- [REQUEST]: Every record must be repeated exactly, with no omission.

◇ ◇ ◇ ◇

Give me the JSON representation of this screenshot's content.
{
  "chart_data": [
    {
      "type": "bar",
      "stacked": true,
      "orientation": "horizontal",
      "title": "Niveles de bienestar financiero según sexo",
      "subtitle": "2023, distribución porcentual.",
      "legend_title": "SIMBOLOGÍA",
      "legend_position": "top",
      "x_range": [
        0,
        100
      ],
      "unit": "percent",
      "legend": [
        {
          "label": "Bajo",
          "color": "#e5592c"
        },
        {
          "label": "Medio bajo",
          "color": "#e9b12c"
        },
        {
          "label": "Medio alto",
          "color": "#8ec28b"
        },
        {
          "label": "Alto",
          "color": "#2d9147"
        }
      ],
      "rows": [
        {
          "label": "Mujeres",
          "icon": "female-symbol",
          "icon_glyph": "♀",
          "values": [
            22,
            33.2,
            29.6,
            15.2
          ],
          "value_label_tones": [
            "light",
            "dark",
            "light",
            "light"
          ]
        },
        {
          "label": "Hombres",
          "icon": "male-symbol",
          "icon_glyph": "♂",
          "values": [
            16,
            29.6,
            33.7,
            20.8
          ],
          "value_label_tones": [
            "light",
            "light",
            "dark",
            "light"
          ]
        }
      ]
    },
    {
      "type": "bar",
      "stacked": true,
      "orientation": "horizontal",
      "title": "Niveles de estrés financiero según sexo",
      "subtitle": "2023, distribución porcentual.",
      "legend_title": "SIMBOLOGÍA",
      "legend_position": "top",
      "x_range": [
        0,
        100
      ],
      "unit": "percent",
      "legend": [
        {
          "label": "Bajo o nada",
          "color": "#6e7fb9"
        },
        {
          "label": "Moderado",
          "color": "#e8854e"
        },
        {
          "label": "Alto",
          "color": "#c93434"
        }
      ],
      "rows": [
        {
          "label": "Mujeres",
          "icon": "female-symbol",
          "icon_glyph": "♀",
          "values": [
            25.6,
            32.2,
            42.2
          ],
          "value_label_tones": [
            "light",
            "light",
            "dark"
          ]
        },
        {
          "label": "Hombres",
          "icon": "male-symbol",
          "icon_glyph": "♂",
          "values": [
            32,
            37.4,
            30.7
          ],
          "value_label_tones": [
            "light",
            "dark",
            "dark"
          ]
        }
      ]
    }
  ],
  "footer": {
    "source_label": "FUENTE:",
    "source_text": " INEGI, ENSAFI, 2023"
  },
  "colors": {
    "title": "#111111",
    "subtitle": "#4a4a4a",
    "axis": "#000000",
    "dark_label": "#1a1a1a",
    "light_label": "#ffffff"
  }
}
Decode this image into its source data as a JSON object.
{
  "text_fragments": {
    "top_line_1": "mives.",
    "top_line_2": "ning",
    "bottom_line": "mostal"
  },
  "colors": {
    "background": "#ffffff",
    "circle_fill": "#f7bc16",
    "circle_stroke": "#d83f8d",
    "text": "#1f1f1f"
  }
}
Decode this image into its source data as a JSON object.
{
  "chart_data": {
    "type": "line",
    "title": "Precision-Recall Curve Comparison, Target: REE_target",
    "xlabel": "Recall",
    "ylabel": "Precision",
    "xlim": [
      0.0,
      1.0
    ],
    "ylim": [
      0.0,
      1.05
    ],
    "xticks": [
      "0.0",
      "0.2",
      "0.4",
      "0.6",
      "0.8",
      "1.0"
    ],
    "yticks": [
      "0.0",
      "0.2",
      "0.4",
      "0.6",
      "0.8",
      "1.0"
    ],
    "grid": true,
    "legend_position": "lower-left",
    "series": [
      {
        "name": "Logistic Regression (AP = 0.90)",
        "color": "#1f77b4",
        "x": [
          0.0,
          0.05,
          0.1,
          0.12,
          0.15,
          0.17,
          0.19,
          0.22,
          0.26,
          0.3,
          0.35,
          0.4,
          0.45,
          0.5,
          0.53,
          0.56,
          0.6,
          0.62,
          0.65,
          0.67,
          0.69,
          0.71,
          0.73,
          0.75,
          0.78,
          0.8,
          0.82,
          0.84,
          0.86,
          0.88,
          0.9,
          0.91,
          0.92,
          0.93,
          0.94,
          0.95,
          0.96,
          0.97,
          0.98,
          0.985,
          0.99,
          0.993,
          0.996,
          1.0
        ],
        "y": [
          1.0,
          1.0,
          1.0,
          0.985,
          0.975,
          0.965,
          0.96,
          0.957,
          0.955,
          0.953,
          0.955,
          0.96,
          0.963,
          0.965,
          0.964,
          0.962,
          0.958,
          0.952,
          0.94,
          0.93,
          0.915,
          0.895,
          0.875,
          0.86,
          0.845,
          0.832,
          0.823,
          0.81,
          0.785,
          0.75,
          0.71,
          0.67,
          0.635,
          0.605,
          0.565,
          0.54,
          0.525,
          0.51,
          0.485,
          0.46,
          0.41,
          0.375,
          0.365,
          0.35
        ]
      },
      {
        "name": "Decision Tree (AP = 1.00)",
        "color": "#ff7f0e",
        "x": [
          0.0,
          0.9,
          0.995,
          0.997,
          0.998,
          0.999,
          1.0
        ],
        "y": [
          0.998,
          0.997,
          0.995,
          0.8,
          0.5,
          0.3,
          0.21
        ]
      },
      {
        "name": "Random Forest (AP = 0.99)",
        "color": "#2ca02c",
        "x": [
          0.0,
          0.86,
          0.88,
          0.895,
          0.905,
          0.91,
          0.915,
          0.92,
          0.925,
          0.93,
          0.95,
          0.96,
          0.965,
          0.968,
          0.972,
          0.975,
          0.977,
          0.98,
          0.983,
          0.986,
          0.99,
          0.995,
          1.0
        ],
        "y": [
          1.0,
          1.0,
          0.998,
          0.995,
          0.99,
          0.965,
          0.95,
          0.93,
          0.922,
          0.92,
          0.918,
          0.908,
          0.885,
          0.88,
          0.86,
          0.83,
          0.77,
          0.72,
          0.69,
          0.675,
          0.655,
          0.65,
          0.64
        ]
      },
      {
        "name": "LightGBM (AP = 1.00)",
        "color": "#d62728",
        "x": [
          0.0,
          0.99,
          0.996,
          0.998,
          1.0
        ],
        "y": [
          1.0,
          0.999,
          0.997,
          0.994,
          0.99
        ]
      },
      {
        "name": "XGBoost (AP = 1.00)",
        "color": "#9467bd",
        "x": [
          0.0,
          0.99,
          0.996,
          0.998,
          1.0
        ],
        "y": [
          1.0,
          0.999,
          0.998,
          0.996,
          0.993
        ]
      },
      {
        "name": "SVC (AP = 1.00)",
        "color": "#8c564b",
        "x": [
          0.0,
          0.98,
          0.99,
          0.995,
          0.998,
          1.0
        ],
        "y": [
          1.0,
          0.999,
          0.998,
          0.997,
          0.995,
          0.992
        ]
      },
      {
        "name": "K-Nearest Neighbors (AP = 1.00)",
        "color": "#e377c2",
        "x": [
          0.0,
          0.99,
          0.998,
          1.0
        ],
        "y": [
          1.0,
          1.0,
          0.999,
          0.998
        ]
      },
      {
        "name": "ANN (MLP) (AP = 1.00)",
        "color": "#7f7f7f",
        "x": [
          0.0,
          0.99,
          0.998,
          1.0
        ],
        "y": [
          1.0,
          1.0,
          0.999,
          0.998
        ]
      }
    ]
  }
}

◇ ◇ ◇ ◇

- [FINISHED TASK]:
Give me the JSON representation of this screenshot's content.
{
  "chart_data": [
    {
      "type": "bar",
      "stacked": true,
      "orientation": "horizontal",
      "title": "Niveles de bienestar financiero según sexo",
      "subtitle": "2023, distribución porcentual.",
      "legend_title": "SIMBOLOGÍA",
      "legend_position": "top",
      "x_range": [
        0,
        100
      ],
      "unit": "percent",
      "legend": [
        {
          "label": "Bajo",
          "color": "#e5592c"
        },
        {
          "label": "Medio bajo",
          "color": "#e9b12c"
        },
        {
          "label": "Medio alto",
          "color": "#8ec28b"
        },
        {
          "label": "Alto",
          "color": "#2d9147"
        }
      ],
      "rows": [
        {
          "label": "Mujeres",
          "icon": "female-symbol",
          "icon_glyph": "♀",
          "values": [
            22,
            33.2,
            29.6,
            15.2
          ],
          "value_label_tones": [
            "light",
            "dark",
            "light",
            "light"
          ]
        },
        {
          "label": "Hombres",
          "icon": "male-symbol",
          "icon_glyph": "♂",
          "values": [
            16,
            29.6,
            33.7,
            20.8
          ],
          "value_label_tones": [
            "light",
            "light",
            "dark",
            "light"
          ]
        }
      ]
    },
    {
      "type": "bar",
      "stacked": true,
      "orientation": "horizontal",
      "title": "Niveles de estrés financiero según sexo",
      "subtitle": "2023, distribución porcentual.",
      "legend_title": "SIMBOLOGÍA",
      "legend_position": "top",
      "x_range": [
        0,
        100
      ],
      "unit": "percent",
      "legend": [
        {
          "label": "Bajo o nada",
          "color": "#6e7fb9"
        },
        {
          "label": "Moderado",
          "color": "#e8854e"
        },
        {
          "label": "Alto",
          "color": "#c93434"
        }
      ],
      "rows": [
        {
          "label": "Mujeres",
          "icon": "female-symbol",
          "icon_glyph": "♀",
          "values": [
            25.6,
            32.2,
            42.2
          ],
          "value_label_tones": [
            "light",
            "light",
            "dark"
          ]
        },
        {
          "label": "Hombres",
          "icon": "male-symbol",
          "icon_glyph": "♂",
          "values": [
            32,
            37.4,
            30.7
          ],
          "value_label_tones": [
            "light",
            "dark",
            "dark"
          ]
        }
      ]
    }
  ],
  "footer": {
    "source_label": "FUENTE:",
    "source_text": " INEGI, ENSAFI, 2023"
  },
  "colors": {
    "title": "#111111",
    "subtitle": "#4a4a4a",
    "axis": "#000000",
    "dark_label": "#1a1a1a",
    "light_label": "#ffffff"
  }
}
Decode this image into its source data as a JSON object.
{
  "text_fragments": {
    "top_line_1": "mives.",
    "top_line_2": "ning",
    "bottom_line": "mostal"
  },
  "colors": {
    "background": "#ffffff",
    "circle_fill": "#f7bc16",
    "circle_stroke": "#d83f8d",
    "text": "#1f1f1f"
  }
}
Decode this image into its source data as a JSON object.
{
  "chart_data": {
    "type": "line",
    "title": "Precision-Recall Curve Comparison, Target: REE_target",
    "xlabel": "Recall",
    "ylabel": "Precision",
    "xlim": [
      0.0,
      1.0
    ],
    "ylim": [
      0.0,
      1.05
    ],
    "xticks": [
      "0.0",
      "0.2",
      "0.4",
      "0.6",
      "0.8",
      "1.0"
    ],
    "yticks": [
      "0.0",
      "0.2",
      "0.4",
      "0.6",
      "0.8",
      "1.0"
    ],
    "grid": true,
    "legend_position": "lower-left",
    "series": [
      {
        "name": "Logistic Regression (AP = 0.90)",
        "color": "#1f77b4",
        "x": [
          0.0,
          0.05,
          0.1,
          0.12,
          0.15,
          0.17,
          0.19,
          0.22,
          0.26,
          0.3,
          0.35,
          0.4,
          0.45,
          0.5,
          0.53,
          0.56,
          0.6,
          0.62,
          0.65,
          0.67,
          0.69,
          0.71,
          0.73,
          0.75,
          0.78,
          0.8,
          0.82,
          0.84,
          0.86,
          0.88,
          0.9,
          0.91,
          0.92,
          0.93,
          0.94,
          0.95,
          0.96,
          0.97,
          0.98,
          0.985,
          0.99,
          0.993,
          0.996,
          1.0
        ],
        "y": [
          1.0,
          1.0,
          1.0,
          0.985,
          0.975,
          0.965,
          0.96,
          0.957,
          0.955,
          0.953,
          0.955,
          0.96,
          0.963,
          0.965,
          0.964,
          0.962,
          0.958,
          0.952,
          0.94,
          0.93,
          0.915,
          0.895,
          0.875,
          0.86,
          0.845,
          0.832,
          0.823,
          0.81,
          0.785,
          0.75,
          0.71,
          0.67,
          0.635,
          0.605,
          0.565,
          0.54,
          0.525,
          0.51,
          0.485,
          0.46,
          0.41,
          0.375,
          0.365,
          0.35
        ]
      },
      {
        "name": "Decision Tree (AP = 1.00)",
        "color": "#ff7f0e",
        "x": [
          0.0,
          0.9,
          0.995,
          0.997,
          0.998,
          0.999,
          1.0
        ],
        "y": [
          0.998,
          0.997,
          0.995,
          0.8,
          0.5,
          0.3,
          0.21
        ]
      },
      {
        "name": "Random Forest (AP = 0.99)",
        "color": "#2ca02c",
        "x": [
          0.0,
          0.86,
          0.88,
          0.895,
          0.905,
          0.91,
          0.915,
          0.92,
          0.925,
          0.93,
          0.95,
          0.96,
          0.965,
          0.968,
          0.972,
          0.975,
          0.977,
          0.98,
          0.983,
          0.986,
          0.99,
          0.995,
          1.0
        ],
        "y": [
          1.0,
          1.0,
          0.998,
          0.995,
          0.99,
          0.965,
          0.95,
          0.93,
          0.922,
          0.92,
          0.918,
          0.908,
          0.885,
          0.88,
          0.86,
          0.83,
          0.77,
          0.72,
          0.69,
          0.675,
          0.655,
          0.65,
          0.64
        ]
      },
      {
        "name": "LightGBM (AP = 1.00)",
        "color": "#d62728",
        "x": [
          0.0,
          0.99,
          0.996,
          0.998,
          1.0
        ],
        "y": [
          1.0,
          0.999,
          0.997,
          0.994,
          0.99
        ]
      },
      {
        "name": "XGBoost (AP = 1.00)",
        "color": "#9467bd",
        "x": [
          0.0,
          0.99,
          0.996,
          0.998,
          1.0
        ],
        "y": [
          1.0,
          0.999,
          0.998,
          0.996,
          0.993
        ]
      },
      {
        "name": "SVC (AP = 1.00)",
        "color": "#8c564b",
        "x": [
          0.0,
          0.98,
          0.99,
          0.995,
          0.998,
          1.0
        ],
        "y": [
          1.0,
          0.999,
          0.998,
          0.997,
          0.995,
          0.992
        ]
      },
      {
        "name": "K-Nearest Neighbors (AP = 1.00)",
        "color": "#e377c2",
        "x": [
          0.0,
          0.99,
          0.998,
          1.0
        ],
        "y": [
          1.0,
          1.0,
          0.999,
          0.998
        ]
      },
      {
        "name": "ANN (MLP) (AP = 1.00)",
        "color": "#7f7f7f",
        "x": [
          0.0,
          0.99,
          0.998,
          1.0
        ],
        "y": [
          1.0,
          1.0,
          0.999,
          0.998
        ]
      }
    ]
  }
}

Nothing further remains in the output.